== What you will do ==
Every entry should be repeated exactly. Omit the pictures.

== Material for this exercise ==
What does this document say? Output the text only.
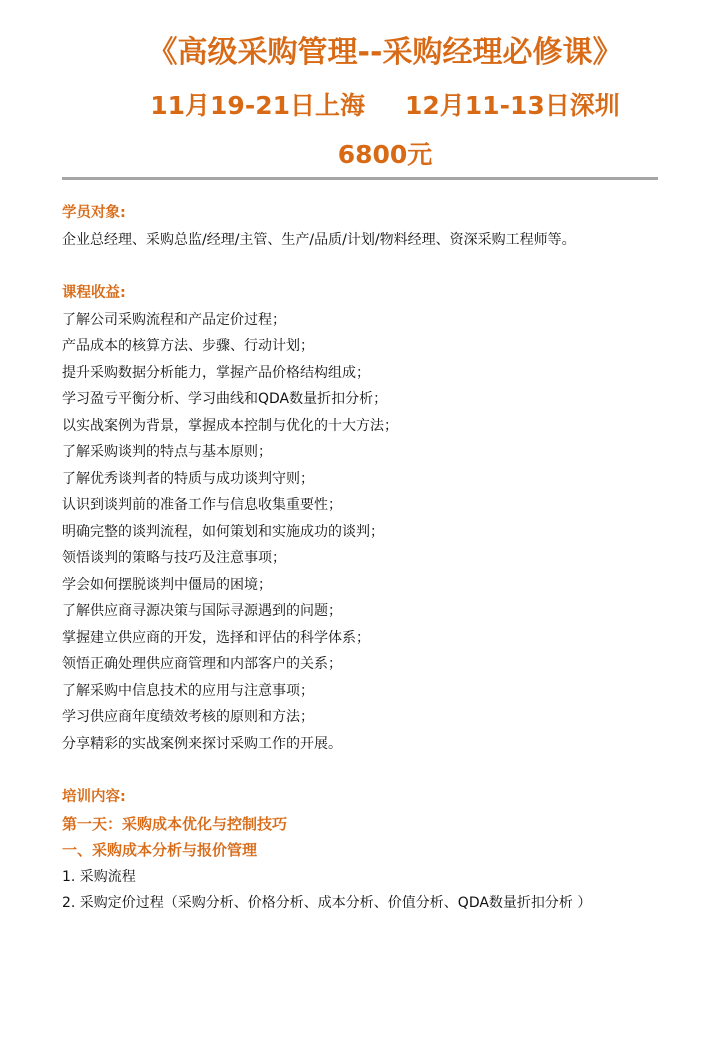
《高级采购管理--采购经理必修课》
11月19-21日上海 12月11-13日深圳
6800元
学员对象:
企业总经理、采购总监/经理/主管、生产/品质/计划/物料经理、资深采购工程师等。
课程收益:
了解公司采购流程和产品定价过程；
产品成本的核算方法、步骤、行动计划；
提升采购数据分析能力，掌握产品价格结构组成；
学习盈亏平衡分析、学习曲线和QDA数量折扣分析；
以实战案例为背景，掌握成本控制与优化的十大方法；
了解采购谈判的特点与基本原则；
了解优秀谈判者的特质与成功谈判守则；
认识到谈判前的准备工作与信息收集重要性；
明确完整的谈判流程，如何策划和实施成功的谈判；
领悟谈判的策略与技巧及注意事项；
学会如何摆脱谈判中僵局的困境；
了解供应商寻源决策与国际寻源遇到的问题；
掌握建立供应商的开发，选择和评估的科学体系；
领悟正确处理供应商管理和内部客户的关系；
了解采购中信息技术的应用与注意事项；
学习供应商年度绩效考核的原则和方法；
分享精彩的实战案例来探讨采购工作的开展。
培训内容:
第一天：采购成本优化与控制技巧
一、采购成本分析与报价管理
1. 采购流程
2. 采购定价过程（采购分析、价格分析、成本分析、价值分析、QDA数量折扣分析 ）
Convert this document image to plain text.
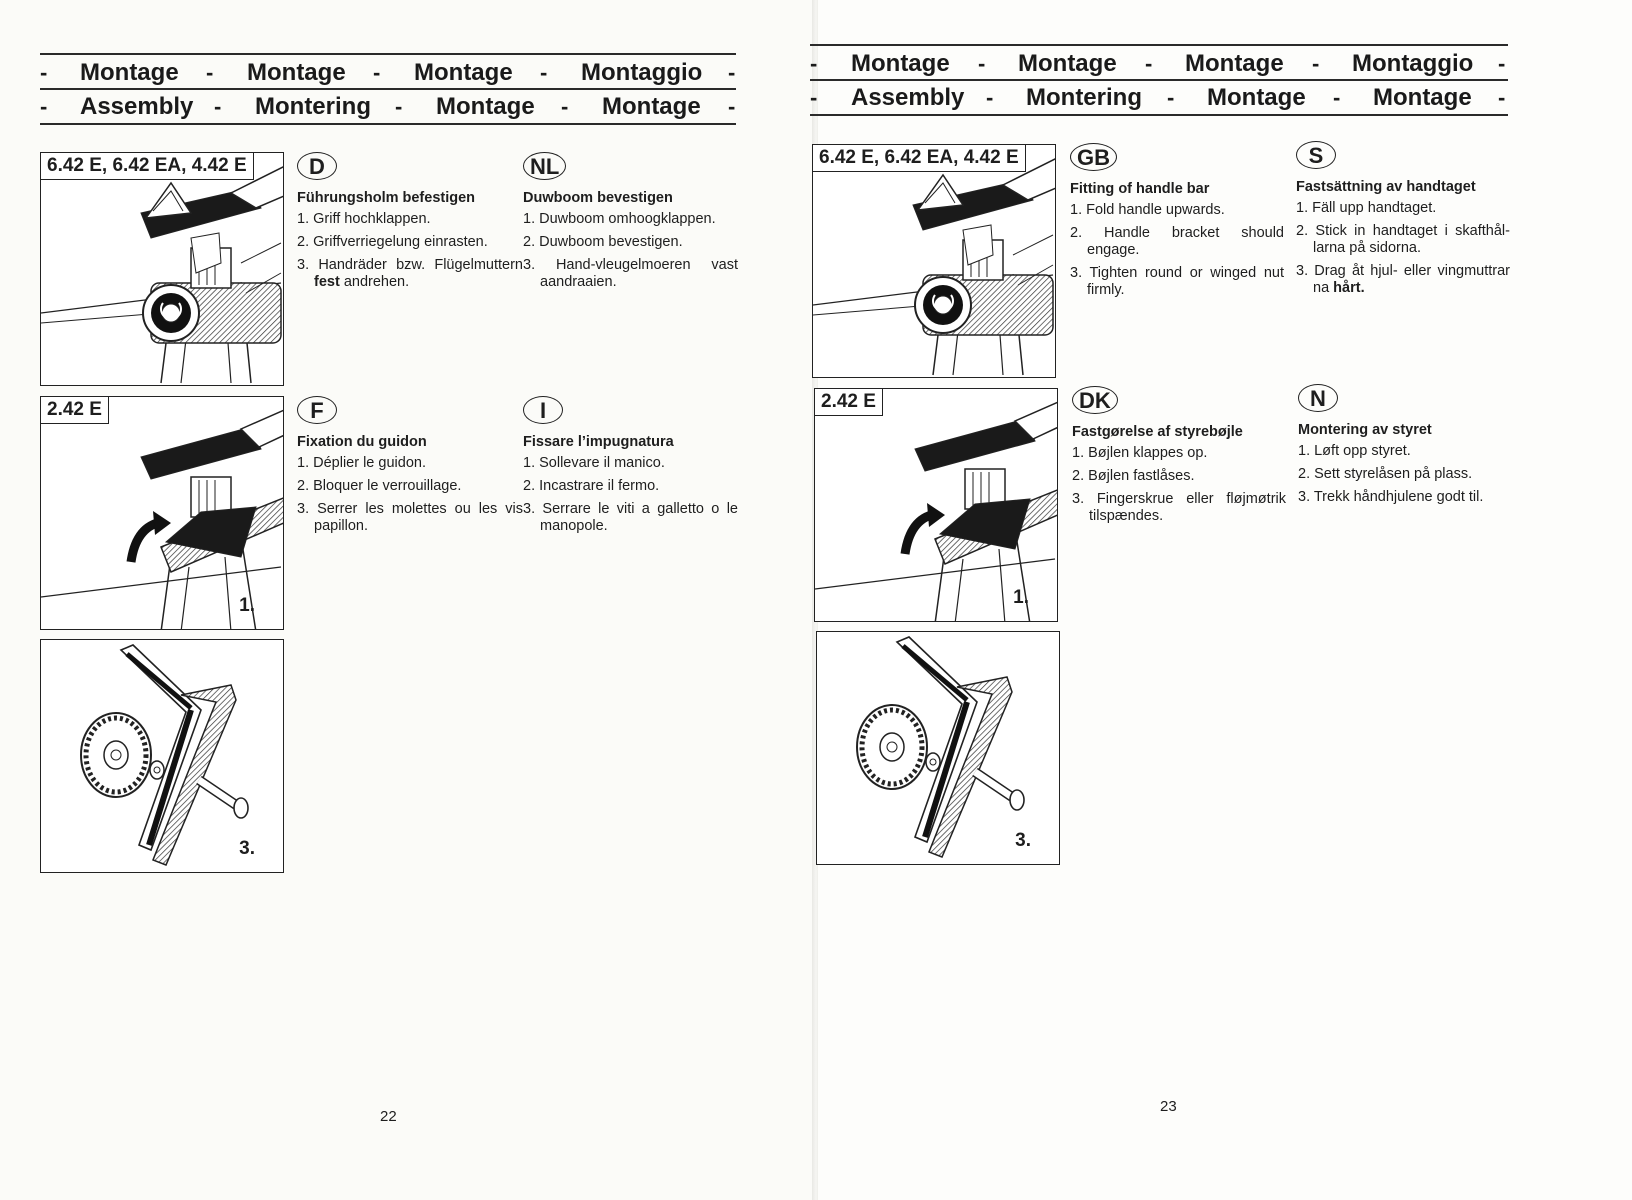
- Montage - Montage - Montage - Montaggio -
- Assembly - Montering - Montage - Montage -
6.42 E, 6.42 EA, 4.42 E
2.42 E
1.
3.
D
Führungsholm befestigen
1. Griff hochklappen.
2. Griffverriegelung einrasten.
3. Handräder bzw. Flügelmuttern fest andrehen.
NL
Duwboom bevestigen
1. Duwboom omhoogklappen.
2. Duwboom bevestigen.
3. Hand-vleugelmoeren vast aandraaien.
F
Fixation du guidon
1. Déplier le guidon.
2. Bloquer le verrouillage.
3. Serrer les molettes ou les vis papillon.
I
Fissare l’impugnatura
1. Sollevare il manico.
2. Incastrare il fermo.
3. Serrare le viti a galletto o le manopole.
22
- Montage - Montage - Montage - Montaggio -
- Assembly - Montering - Montage - Montage -
6.42 E, 6.42 EA, 4.42 E
2.42 E
1.
3.
GB
Fitting of handle bar
1. Fold handle upwards.
2. Handle bracket should engage.
3. Tighten round or winged nut firmly.
S
Fastsättning av handtaget
1. Fäll upp handtaget.
2. Stick in handtaget i skafthål-larna på sidorna.
3. Drag åt hjul- eller vingmuttrar na hårt.
DK
Fastgørelse af styrebøjle
1. Bøjlen klappes op.
2. Bøjlen fastlåses.
3. Fingerskrue eller fløjmøtrik tilspændes.
N
Montering av styret
1. Løft opp styret.
2. Sett styrelåsen på plass.
3. Trekk håndhjulene godt til.
23
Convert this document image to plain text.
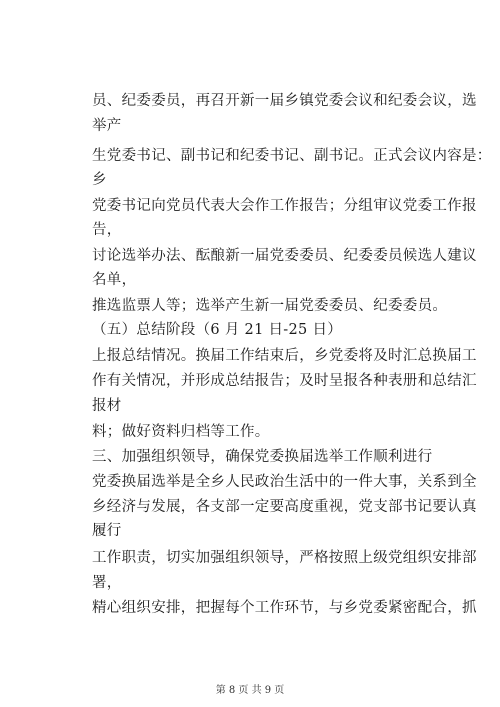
员、纪委委员，再召开新一届乡镇党委会议和纪委会议，选
举产
生党委书记、副书记和纪委书记、副书记。正式会议内容是：
乡
党委书记向党员代表大会作工作报告；分组审议党委工作报
告，
讨论选举办法、酝酿新一届党委委员、纪委委员候选人建议
名单，
推选监票人等；选举产生新一届党委委员、纪委委员。
（五）总结阶段（6 月 21 日-25 日）
上报总结情况。换届工作结束后，乡党委将及时汇总换届工
作有关情况，并形成总结报告；及时呈报各种表册和总结汇
报材
料；做好资料归档等工作。
三、加强组织领导，确保党委换届选举工作顺利进行
党委换届选举是全乡人民政治生活中的一件大事，关系到全
乡经济与发展，各支部一定要高度重视，党支部书记要认真
履行
工作职责，切实加强组织领导，严格按照上级党组织安排部
署，
精心组织安排，把握每个工作环节，与乡党委紧密配合，抓
第 8 页 共 9 页
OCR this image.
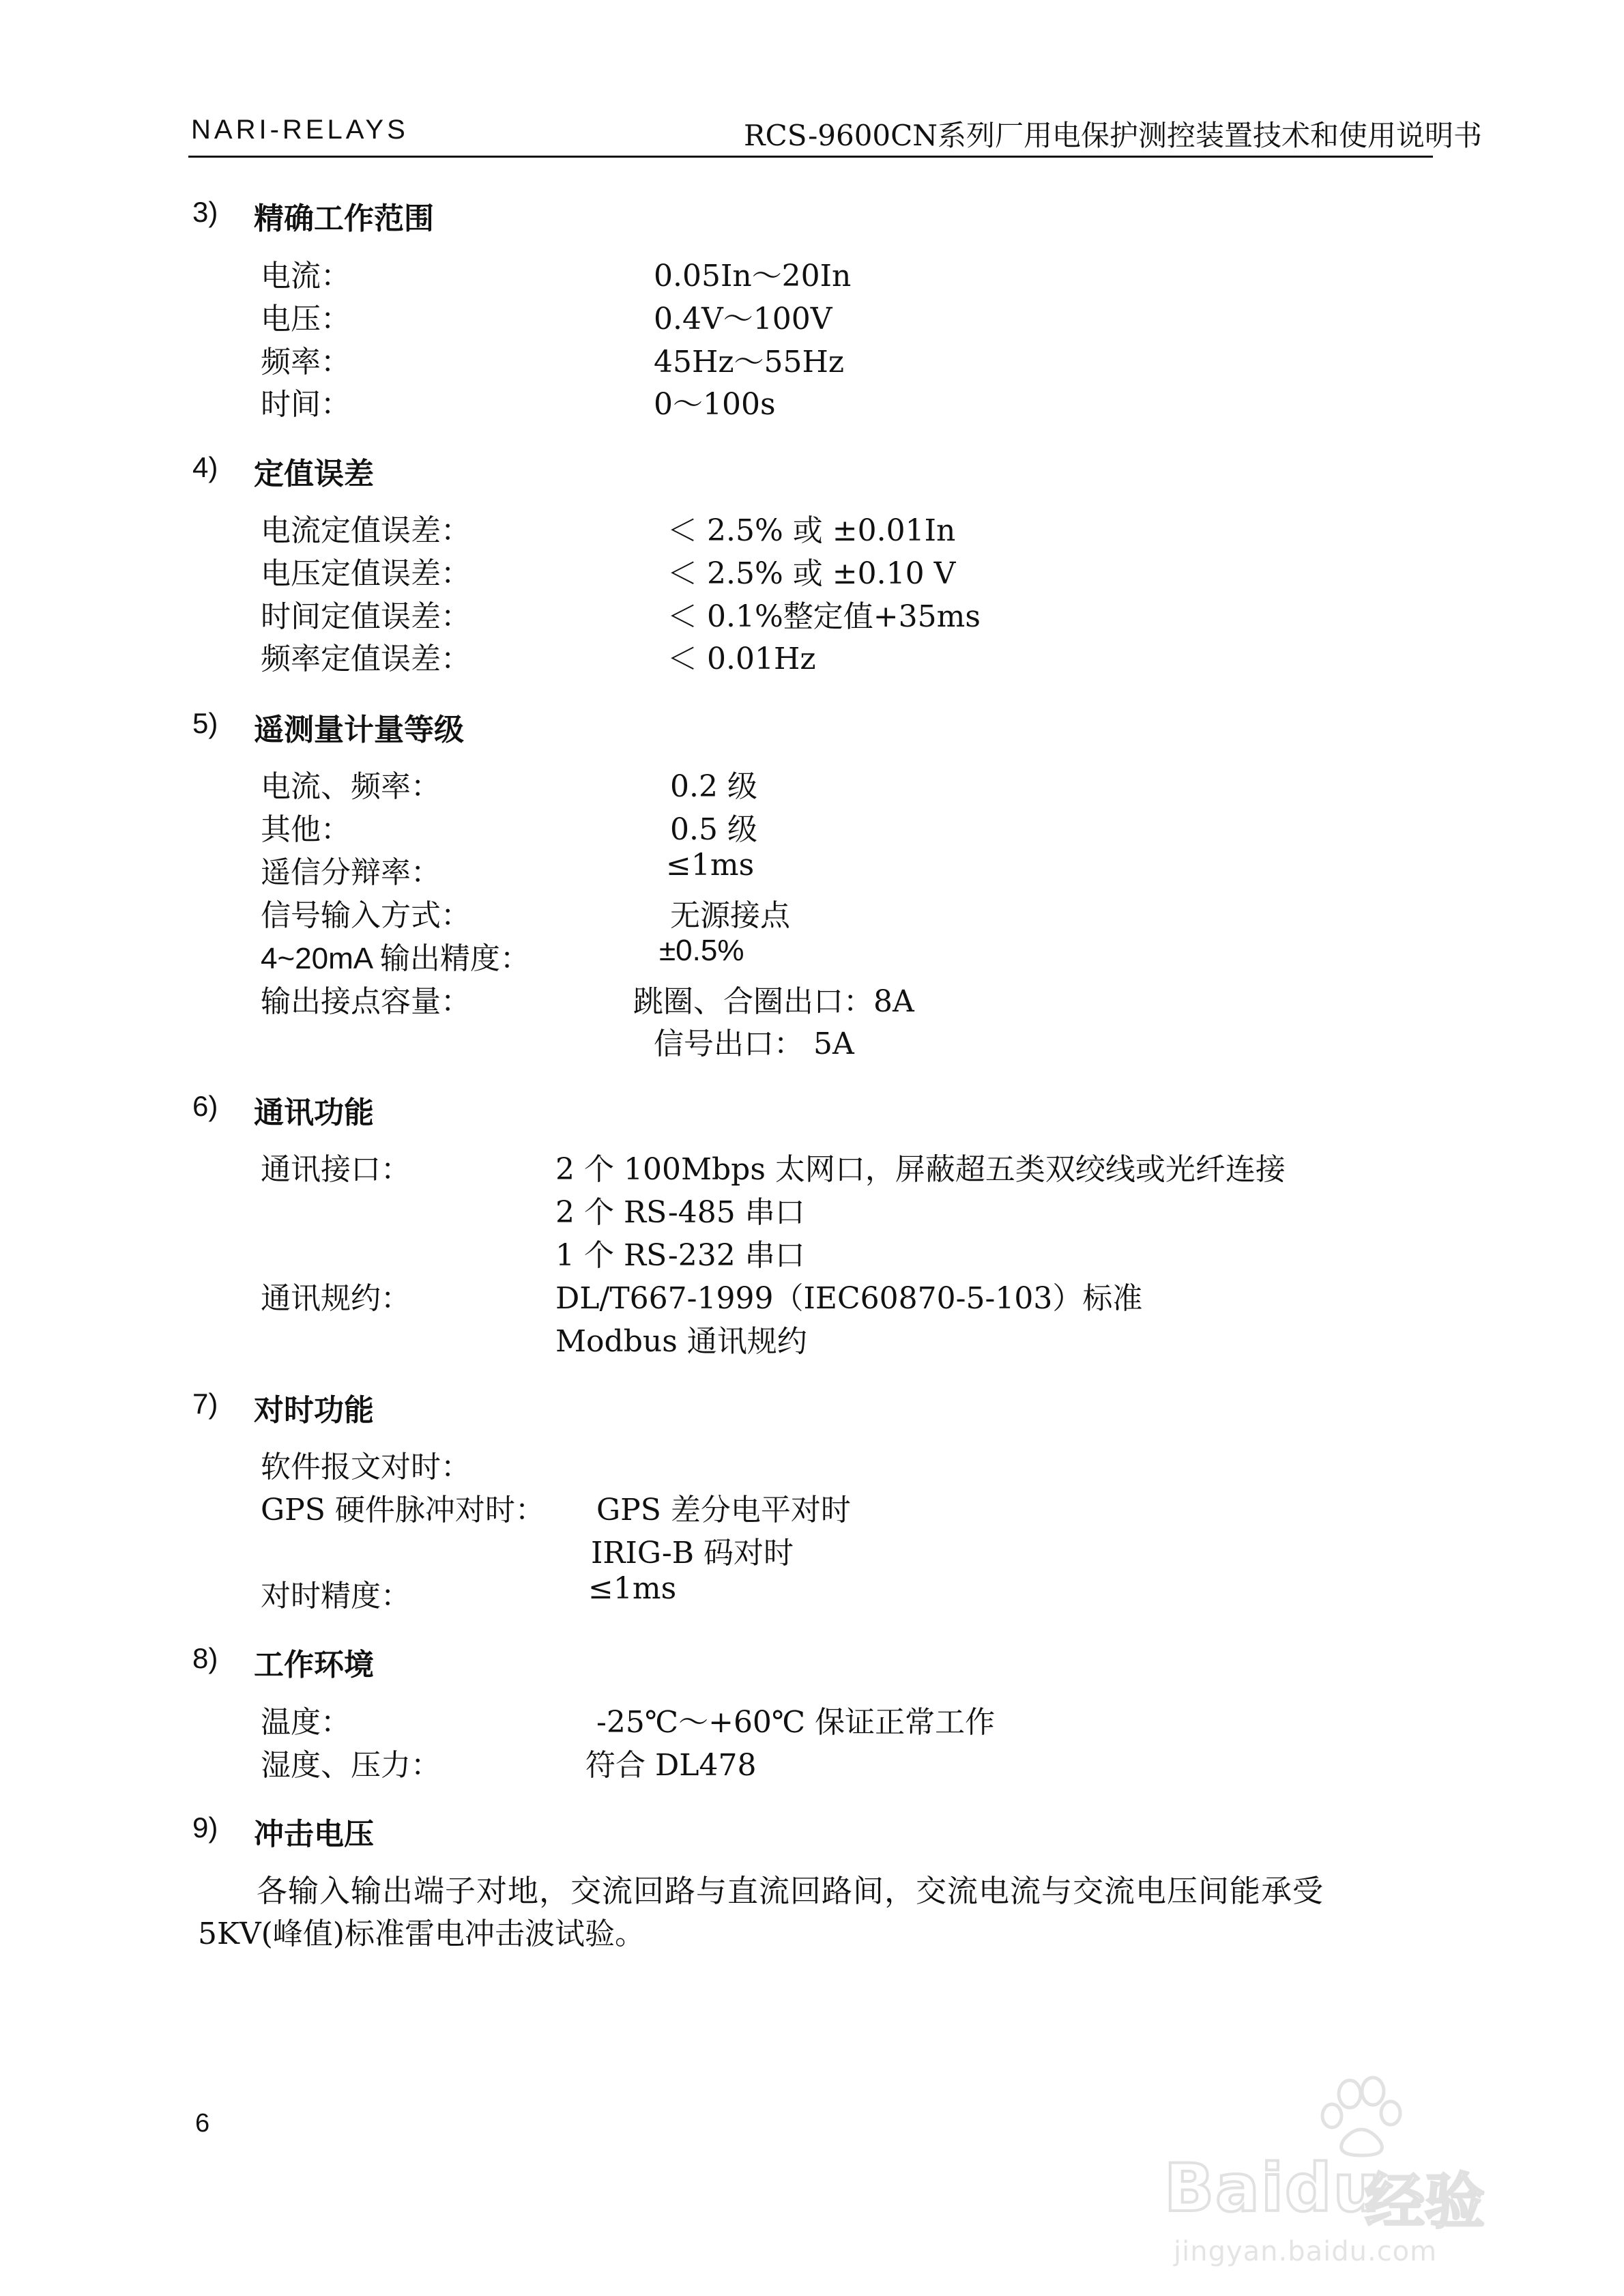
NARI-RELAYS	RCS-9600CN系列厂用电保护测控装置技术和使用说明书
3) 精确工作范围
电流：	0.05In～20In
电压：	0.4V～100V
频率：	45Hz～55Hz
时间：	0～100s
4) 定值误差
电流定值误差：	＜ 2.5% 或 ±0.01In
电压定值误差：	＜ 2.5% 或 ±0.10 V
时间定值误差：	＜ 0.1%整定值+35ms
频率定值误差：	＜ 0.01Hz
5) 遥测量计量等级
电流、频率：	0.2 级
其他：	0.5 级
遥信分辩率：	≤1ms
信号输入方式：	无源接点
4~20mA 输出精度：	±0.5%
输出接点容量：	跳圈、合圈出口：8A
信号出口： 5A
6) 通讯功能
通讯接口：	2 个 100Mbps 太网口，屏蔽超五类双绞线或光纤连接
2 个 RS-485 串口
1 个 RS-232 串口
通讯规约：	DL/T667-1999（IEC60870-5-103）标准
Modbus 通讯规约
7) 对时功能
软件报文对时：
GPS 硬件脉冲对时： GPS 差分电平对时
IRIG-B 码对时
对时精度：	≤1ms
8) 工作环境
温度：	-25℃～+60℃ 保证正常工作
湿度、压力：	符合 DL478
9) 冲击电压
各输入输出端子对地，交流回路与直流回路间，交流电流与交流电压间能承受
5KV(峰值)标准雷电冲击波试验。
6
Baidu
经验
jingyan.baidu.com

== Answer to this problem ==
What does this document say? Output the text only.
《高级采购管理--采购经理必修课》
11月19-21日上海 12月11-13日深圳
6800元
学员对象:
企业总经理、采购总监/经理/主管、生产/品质/计划/物料经理、资深采购工程师等。
课程收益:
了解公司采购流程和产品定价过程；
产品成本的核算方法、步骤、行动计划；
提升采购数据分析能力，掌握产品价格结构组成；
学习盈亏平衡分析、学习曲线和QDA数量折扣分析；
以实战案例为背景，掌握成本控制与优化的十大方法；
了解采购谈判的特点与基本原则；
了解优秀谈判者的特质与成功谈判守则；
认识到谈判前的准备工作与信息收集重要性；
明确完整的谈判流程，如何策划和实施成功的谈判；
领悟谈判的策略与技巧及注意事项；
学会如何摆脱谈判中僵局的困境；
了解供应商寻源决策与国际寻源遇到的问题；
掌握建立供应商的开发，选择和评估的科学体系；
领悟正确处理供应商管理和内部客户的关系；
了解采购中信息技术的应用与注意事项；
学习供应商年度绩效考核的原则和方法；
分享精彩的实战案例来探讨采购工作的开展。
培训内容:
第一天：采购成本优化与控制技巧
一、采购成本分析与报价管理
1. 采购流程
2. 采购定价过程（采购分析、价格分析、成本分析、价值分析、QDA数量折扣分析 ）
Convert this document image to plain text.
- Montage - Montage - Montage - Montaggio -
- Assembly - Montering - Montage - Montage -
6.42 E, 6.42 EA, 4.42 E
2.42 E
1.
3.
D
Führungsholm befestigen
1. Griff hochklappen.
2. Griffverriegelung einrasten.
3. Handräder bzw. Flügelmuttern fest andrehen.
NL
Duwboom bevestigen
1. Duwboom omhoogklappen.
2. Duwboom bevestigen.
3. Hand-vleugelmoeren vast aandraaien.
F
Fixation du guidon
1. Déplier le guidon.
2. Bloquer le verrouillage.
3. Serrer les molettes ou les vis papillon.
I
Fissare l’impugnatura
1. Sollevare il manico.
2. Incastrare il fermo.
3. Serrare le viti a galletto o le manopole.
22
- Montage - Montage - Montage - Montaggio -
- Assembly - Montering - Montage - Montage -
6.42 E, 6.42 EA, 4.42 E
2.42 E
1.
3.
GB
Fitting of handle bar
1. Fold handle upwards.
2. Handle bracket should engage.
3. Tighten round or winged nut firmly.
S
Fastsättning av handtaget
1. Fäll upp handtaget.
2. Stick in handtaget i skafthål-larna på sidorna.
3. Drag åt hjul- eller vingmuttrar na hårt.
DK
Fastgørelse af styrebøjle
1. Bøjlen klappes op.
2. Bøjlen fastlåses.
3. Fingerskrue eller fløjmøtrik tilspændes.
N
Montering av styret
1. Løft opp styret.
2. Sett styrelåsen på plass.
3. Trekk håndhjulene godt til.
23
Convert this document image to plain text.
员、纪委委员，再召开新一届乡镇党委会议和纪委会议，选
举产
生党委书记、副书记和纪委书记、副书记。正式会议内容是：
乡
党委书记向党员代表大会作工作报告；分组审议党委工作报
告，
讨论选举办法、酝酿新一届党委委员、纪委委员候选人建议
名单，
推选监票人等；选举产生新一届党委委员、纪委委员。
（五）总结阶段（6 月 21 日-25 日）
上报总结情况。换届工作结束后，乡党委将及时汇总换届工
作有关情况，并形成总结报告；及时呈报各种表册和总结汇
报材
料；做好资料归档等工作。
三、加强组织领导，确保党委换届选举工作顺利进行
党委换届选举是全乡人民政治生活中的一件大事，关系到全
乡经济与发展，各支部一定要高度重视，党支部书记要认真
履行
工作职责，切实加强组织领导，严格按照上级党组织安排部
署，
精心组织安排，把握每个工作环节，与乡党委紧密配合，抓
第 8 页 共 9 页
OCR this image.
NARI-RELAYS	RCS-9600CN系列厂用电保护测控装置技术和使用说明书
3) 精确工作范围
电流：	0.05In～20In
电压：	0.4V～100V
频率：	45Hz～55Hz
时间：	0～100s
4) 定值误差
电流定值误差：	＜ 2.5% 或 ±0.01In
电压定值误差：	＜ 2.5% 或 ±0.10 V
时间定值误差：	＜ 0.1%整定值+35ms
频率定值误差：	＜ 0.01Hz
5) 遥测量计量等级
电流、频率：	0.2 级
其他：	0.5 级
遥信分辩率：	≤1ms
信号输入方式：	无源接点
4~20mA 输出精度：	±0.5%
输出接点容量：	跳圈、合圈出口：8A
信号出口： 5A
6) 通讯功能
通讯接口：	2 个 100Mbps 太网口，屏蔽超五类双绞线或光纤连接
2 个 RS-485 串口
1 个 RS-232 串口
通讯规约：	DL/T667-1999（IEC60870-5-103）标准
Modbus 通讯规约
7) 对时功能
软件报文对时：
GPS 硬件脉冲对时： GPS 差分电平对时
IRIG-B 码对时
对时精度：	≤1ms
8) 工作环境
温度：	-25℃～+60℃ 保证正常工作
湿度、压力：	符合 DL478
9) 冲击电压
各输入输出端子对地，交流回路与直流回路间，交流电流与交流电压间能承受
5KV(峰值)标准雷电冲击波试验。
6
Baidu
经验
jingyan.baidu.com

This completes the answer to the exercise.